* **Written request**: In your copy, reproduce the entries exactly as they are, minus the images.

[Data records]
|---|

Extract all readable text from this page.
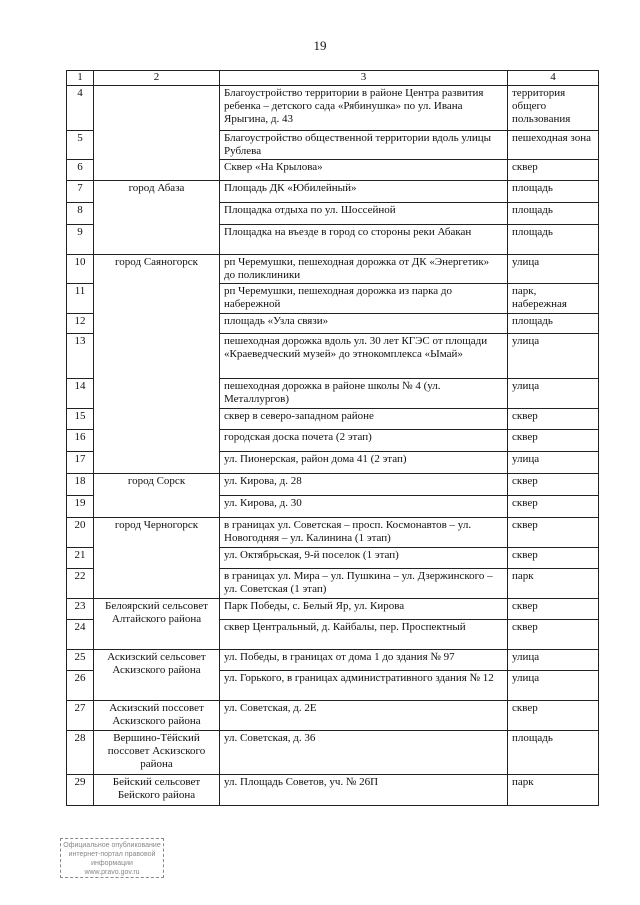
19
1	2	3	4
4		Благоустройство территории в районе Центра развития ребенка – детского сада «Рябинушка» по ул. Ивана Ярыгина, д. 43	территория общего пользования
5		Благоустройство общественной территории вдоль улицы Рублева	пешеходная зона
6		Сквер «На Крылова»	сквер
7	город Абаза	Площадь ДК «Юбилейный»	площадь
8		Площадка отдыха по ул. Шоссейной	площадь
9		Площадка на въезде в город со стороны реки Абакан	площадь
10	город Саяногорск	рп Черемушки, пешеходная дорожка от ДК «Энергетик» до поликлиники	улица
11		рп Черемушки, пешеходная дорожка из парка до набережной	парк, набережная
12		площадь «Узла связи»	площадь
13		пешеходная дорожка вдоль ул. 30 лет КГЭС от площади «Краеведческий музей» до этнокомплекса «Ымай»	улица
14		пешеходная дорожка в районе школы № 4 (ул. Металлургов)	улица
15		сквер в северо-западном районе	сквер
16		городская доска почета (2 этап)	сквер
17		ул. Пионерская, район дома 41 (2 этап)	улица
18	город Сорск	ул. Кирова, д. 28	сквер
19		ул. Кирова, д. 30	сквер
20	город Черногорск	в границах ул. Советская – просп. Космонавтов – ул. Новогодняя – ул. Калинина (1 этап)	сквер
21		ул. Октябрьская, 9-й поселок (1 этап)	сквер
22		в границах ул. Мира – ул. Пушкина – ул. Дзержинского – ул. Советская (1 этап)	парк
23	Белоярский сельсовет Алтайского района	Парк Победы, с. Белый Яр, ул. Кирова	сквер
24		сквер Центральный, д. Кайбалы, пер. Проспектный	сквер
25	Аскизский сельсовет Аскизского района	ул. Победы, в границах от дома 1 до здания № 97	улица
26		ул. Горького, в границах административного здания № 12	улица
27	Аскизский поссовет Аскизского района	ул. Советская, д. 2Е	сквер
28	Вершино-Тёйский поссовет Аскизского района	ул. Советская, д. 36	площадь
29	Бейский сельсовет Бейского района	ул. Площадь Советов, уч. № 26П	парк
Официальное опубликование
интернет-портал правовой информации
www.pravo.gov.ru
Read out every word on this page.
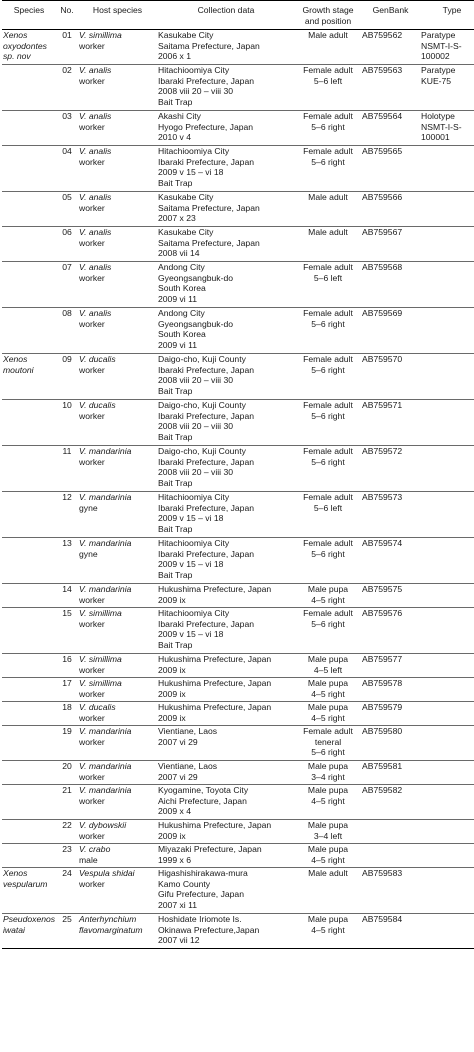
Species	No.	Host species	Collection data	Growth stage
and position	GenBank	Type

Xenos
oxyodontes
sp. nov	01	V. simillima
worker	Kasukabe City
Saitama Prefecture, Japan
2006 x 1	Male adult	AB759562	Paratype
NSMT-I-S-
100002

	02	V. analis
worker	Hitachioomiya City
Ibaraki Prefecture, Japan
2008 viii 20 – viii 30
Bait Trap	Female adult
5–6 left	AB759563	Paratype
KUE-75

	03	V. analis
worker	Akashi City
Hyogo Prefecture, Japan
2010 v 4	Female adult
5–6 right	AB759564	Holotype
NSMT-I-S-
100001

	04	V. analis
worker	Hitachioomiya City
Ibaraki Prefecture, Japan
2009 v 15 – vi 18
Bait Trap	Female adult
5–6 right	AB759565	
	05	V. analis
worker	Kasukabe City
Saitama Prefecture, Japan
2007 x 23	Male adult	AB759566	
	06	V. analis
worker	Kasukabe City
Saitama Prefecture, Japan
2008 vii 14	Male adult	AB759567	
	07	V. analis
worker	Andong City
Gyeongsangbuk-do
South Korea
2009 vi 11	Female adult
5–6 left	AB759568	
	08	V. analis
worker	Andong City
Gyeongsangbuk-do
South Korea
2009 vi 11	Female adult
5–6 right	AB759569	

Xenos
moutoni	09	V. ducalis
worker	Daigo-cho, Kuji County
Ibaraki Prefecture, Japan
2008 viii 20 – viii 30
Bait Trap	Female adult
5–6 right	AB759570	
	10	V. ducalis
worker	Daigo-cho, Kuji County
Ibaraki Prefecture, Japan
2008 viii 20 – viii 30
Bait Trap	Female adult
5–6 right	AB759571	
	11	V. mandarinia
worker	Daigo-cho, Kuji County
Ibaraki Prefecture, Japan
2008 viii 20 – viii 30
Bait Trap	Female adult
5–6 right	AB759572	
	12	V. mandarinia
gyne	Hitachioomiya City
Ibaraki Prefecture, Japan
2009 v 15 – vi 18
Bait Trap	Female adult
5–6 left	AB759573	
	13	V. mandarinia
gyne	Hitachioomiya City
Ibaraki Prefecture, Japan
2009 v 15 – vi 18
Bait Trap	Female adult
5–6 right	AB759574	
	14	V. mandarinia
worker	Hukushima Prefecture, Japan
2009 ix	Male pupa
4–5 right	AB759575	
	15	V. simillima
worker	Hitachioomiya City
Ibaraki Prefecture, Japan
2009 v 15 – vi 18
Bait Trap	Female adult
5–6 right	AB759576	
	16	V. simillima
worker	Hukushima Prefecture, Japan
2009 ix	Male pupa
4–5 left	AB759577	
	17	V. simillima
worker	Hukushima Prefecture, Japan
2009 ix	Male pupa
4–5 right	AB759578	
	18	V. ducalis
worker	Hukushima Prefecture, Japan
2009 ix	Male pupa
4–5 right	AB759579	
	19	V. mandarinia
worker	Vientiane, Laos
2007 vi 29	Female adult
teneral
5–6 right	AB759580	
	20	V. mandarinia
worker	Vientiane, Laos
2007 vi 29	Male pupa
3–4 right	AB759581	
	21	V. mandarinia
worker	Kyogamine, Toyota City
Aichi Prefecture, Japan
2009 x 4	Male pupa
4–5 right	AB759582	
	22	V. dybowskii
worker	Hukushima Prefecture, Japan
2009 ix	Male pupa
3–4 left		

	23	V. crabo
male	Miyazaki Prefecture, Japan
1999 x 6	Male pupa
4–5 right		

Xenos
vespularum	24	Vespula shidai
worker	Higashishirakawa-mura
Kamo County
Gifu Prefecture, Japan
2007 xi 11	Male adult	AB759583	

Pseudoxenos
iwatai	25	Anterhynchium flavomarginatum	Hoshidate Iriomote Is.
Okinawa Prefecture,Japan
2007 vii 12	Male pupa
4–5 right	AB759584	
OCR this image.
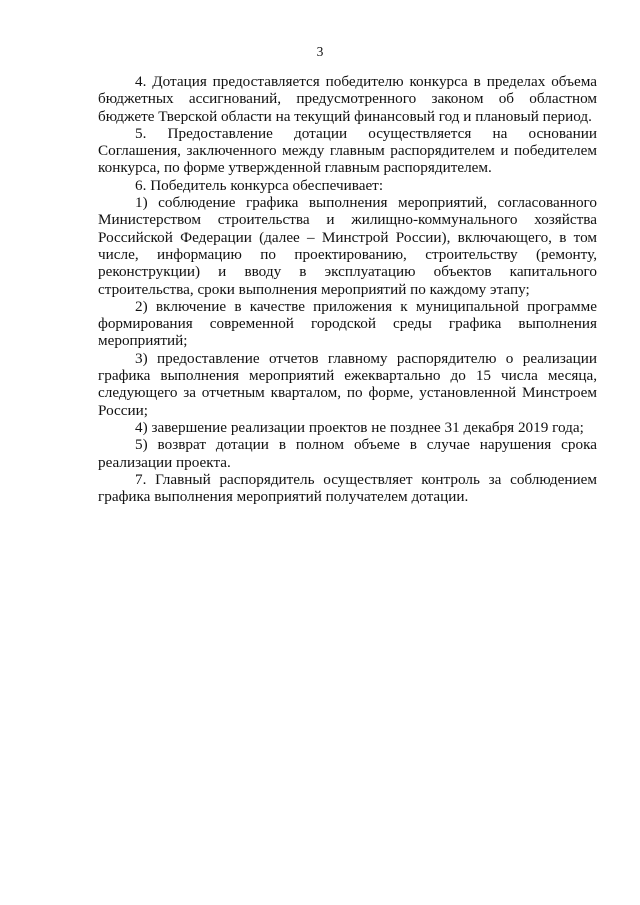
3

4. Дотация предоставляется победителю конкурса в пределах объема бюджетных ассигнований, предусмотренного законом об областном бюджете Тверской области на текущий финансовый год и плановый период.

5. Предоставление дотации осуществляется на основании Соглашения, заключенного между главным распорядителем и победителем конкурса, по форме утвержденной главным распорядителем.

6. Победитель конкурса обеспечивает:

1) соблюдение графика выполнения мероприятий, согласованного Министерством строительства и жилищно-коммунального хозяйства Российской Федерации (далее – Минстрой России), включающего, в том числе, информацию по проектированию, строительству (ремонту, реконструкции) и вводу в эксплуатацию объектов капитального строительства, сроки выполнения мероприятий по каждому этапу;

2) включение в качестве приложения к муниципальной программе формирования современной городской среды графика выполнения мероприятий;

3) предоставление отчетов главному распорядителю о реализации графика выполнения мероприятий ежеквартально до 15 числа месяца, следующего за отчетным кварталом, по форме, установленной Минстроем России;

4) завершение реализации проектов не позднее 31 декабря 2019 года;

5) возврат дотации в полном объеме в случае нарушения срока реализации проекта.

7. Главный распорядитель осуществляет контроль за соблюдением графика выполнения мероприятий получателем дотации.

|---|

* **Output of the exercise**:
Extract all readable text from this page.
19
1	2	3	4
4		Благоустройство территории в районе Центра развития ребенка – детского сада «Рябинушка» по ул. Ивана Ярыгина, д. 43	территория общего пользования
5		Благоустройство общественной территории вдоль улицы Рублева	пешеходная зона
6		Сквер «На Крылова»	сквер
7	город Абаза	Площадь ДК «Юбилейный»	площадь
8		Площадка отдыха по ул. Шоссейной	площадь
9		Площадка на въезде в город со стороны реки Абакан	площадь
10	город Саяногорск	рп Черемушки, пешеходная дорожка от ДК «Энергетик» до поликлиники	улица
11		рп Черемушки, пешеходная дорожка из парка до набережной	парк, набережная
12		площадь «Узла связи»	площадь
13		пешеходная дорожка вдоль ул. 30 лет КГЭС от площади «Краеведческий музей» до этнокомплекса «Ымай»	улица
14		пешеходная дорожка в районе школы № 4 (ул. Металлургов)	улица
15		сквер в северо-западном районе	сквер
16		городская доска почета (2 этап)	сквер
17		ул. Пионерская, район дома 41 (2 этап)	улица
18	город Сорск	ул. Кирова, д. 28	сквер
19		ул. Кирова, д. 30	сквер
20	город Черногорск	в границах ул. Советская – просп. Космонавтов – ул. Новогодняя – ул. Калинина (1 этап)	сквер
21		ул. Октябрьская, 9-й поселок (1 этап)	сквер
22		в границах ул. Мира – ул. Пушкина – ул. Дзержинского – ул. Советская (1 этап)	парк
23	Белоярский сельсовет Алтайского района	Парк Победы, с. Белый Яр, ул. Кирова	сквер
24		сквер Центральный, д. Кайбалы, пер. Проспектный	сквер
25	Аскизский сельсовет Аскизского района	ул. Победы, в границах от дома 1 до здания № 97	улица
26		ул. Горького, в границах административного здания № 12	улица
27	Аскизский поссовет Аскизского района	ул. Советская, д. 2Е	сквер
28	Вершино-Тёйский поссовет Аскизского района	ул. Советская, д. 36	площадь
29	Бейский сельсовет Бейского района	ул. Площадь Советов, уч. № 26П	парк
Официальное опубликование
интернет-портал правовой информации
www.pravo.gov.ru
Read out every word on this page.
Species	No.	Host species	Collection data	Growth stage
and position	GenBank	Type

Xenos
oxyodontes
sp. nov	01	V. simillima
worker	Kasukabe City
Saitama Prefecture, Japan
2006 x 1	Male adult	AB759562	Paratype
NSMT-I-S-
100002

	02	V. analis
worker	Hitachioomiya City
Ibaraki Prefecture, Japan
2008 viii 20 – viii 30
Bait Trap	Female adult
5–6 left	AB759563	Paratype
KUE-75

	03	V. analis
worker	Akashi City
Hyogo Prefecture, Japan
2010 v 4	Female adult
5–6 right	AB759564	Holotype
NSMT-I-S-
100001

	04	V. analis
worker	Hitachioomiya City
Ibaraki Prefecture, Japan
2009 v 15 – vi 18
Bait Trap	Female adult
5–6 right	AB759565	
	05	V. analis
worker	Kasukabe City
Saitama Prefecture, Japan
2007 x 23	Male adult	AB759566	
	06	V. analis
worker	Kasukabe City
Saitama Prefecture, Japan
2008 vii 14	Male adult	AB759567	
	07	V. analis
worker	Andong City
Gyeongsangbuk-do
South Korea
2009 vi 11	Female adult
5–6 left	AB759568	
	08	V. analis
worker	Andong City
Gyeongsangbuk-do
South Korea
2009 vi 11	Female adult
5–6 right	AB759569	

Xenos
moutoni	09	V. ducalis
worker	Daigo-cho, Kuji County
Ibaraki Prefecture, Japan
2008 viii 20 – viii 30
Bait Trap	Female adult
5–6 right	AB759570	
	10	V. ducalis
worker	Daigo-cho, Kuji County
Ibaraki Prefecture, Japan
2008 viii 20 – viii 30
Bait Trap	Female adult
5–6 right	AB759571	
	11	V. mandarinia
worker	Daigo-cho, Kuji County
Ibaraki Prefecture, Japan
2008 viii 20 – viii 30
Bait Trap	Female adult
5–6 right	AB759572	
	12	V. mandarinia
gyne	Hitachioomiya City
Ibaraki Prefecture, Japan
2009 v 15 – vi 18
Bait Trap	Female adult
5–6 left	AB759573	
	13	V. mandarinia
gyne	Hitachioomiya City
Ibaraki Prefecture, Japan
2009 v 15 – vi 18
Bait Trap	Female adult
5–6 right	AB759574	
	14	V. mandarinia
worker	Hukushima Prefecture, Japan
2009 ix	Male pupa
4–5 right	AB759575	
	15	V. simillima
worker	Hitachioomiya City
Ibaraki Prefecture, Japan
2009 v 15 – vi 18
Bait Trap	Female adult
5–6 right	AB759576	
	16	V. simillima
worker	Hukushima Prefecture, Japan
2009 ix	Male pupa
4–5 left	AB759577	
	17	V. simillima
worker	Hukushima Prefecture, Japan
2009 ix	Male pupa
4–5 right	AB759578	
	18	V. ducalis
worker	Hukushima Prefecture, Japan
2009 ix	Male pupa
4–5 right	AB759579	
	19	V. mandarinia
worker	Vientiane, Laos
2007 vi 29	Female adult
teneral
5–6 right	AB759580	
	20	V. mandarinia
worker	Vientiane, Laos
2007 vi 29	Male pupa
3–4 right	AB759581	
	21	V. mandarinia
worker	Kyogamine, Toyota City
Aichi Prefecture, Japan
2009 x 4	Male pupa
4–5 right	AB759582	
	22	V. dybowskii
worker	Hukushima Prefecture, Japan
2009 ix	Male pupa
3–4 left		

	23	V. crabo
male	Miyazaki Prefecture, Japan
1999 x 6	Male pupa
4–5 right		

Xenos
vespularum	24	Vespula shidai
worker	Higashishirakawa-mura
Kamo County
Gifu Prefecture, Japan
2007 xi 11	Male adult	AB759583	

Pseudoxenos
iwatai	25	Anterhynchium flavomarginatum	Hoshidate Iriomote Is.
Okinawa Prefecture,Japan
2007 vii 12	Male pupa
4–5 right	AB759584	
OCR this image.
3

4. Дотация предоставляется победителю конкурса в пределах объема бюджетных ассигнований, предусмотренного законом об областном бюджете Тверской области на текущий финансовый год и плановый период.

5. Предоставление дотации осуществляется на основании Соглашения, заключенного между главным распорядителем и победителем конкурса, по форме утвержденной главным распорядителем.

6. Победитель конкурса обеспечивает:

1) соблюдение графика выполнения мероприятий, согласованного Министерством строительства и жилищно-коммунального хозяйства Российской Федерации (далее – Минстрой России), включающего, в том числе, информацию по проектированию, строительству (ремонту, реконструкции) и вводу в эксплуатацию объектов капитального строительства, сроки выполнения мероприятий по каждому этапу;

2) включение в качестве приложения к муниципальной программе формирования современной городской среды графика выполнения мероприятий;

3) предоставление отчетов главному распорядителю о реализации графика выполнения мероприятий ежеквартально до 15 числа месяца, следующего за отчетным кварталом, по форме, установленной Минстроем России;

4) завершение реализации проектов не позднее 31 декабря 2019 года;

5) возврат дотации в полном объеме в случае нарушения срока реализации проекта.

7. Главный распорядитель осуществляет контроль за соблюдением графика выполнения мероприятий получателем дотации.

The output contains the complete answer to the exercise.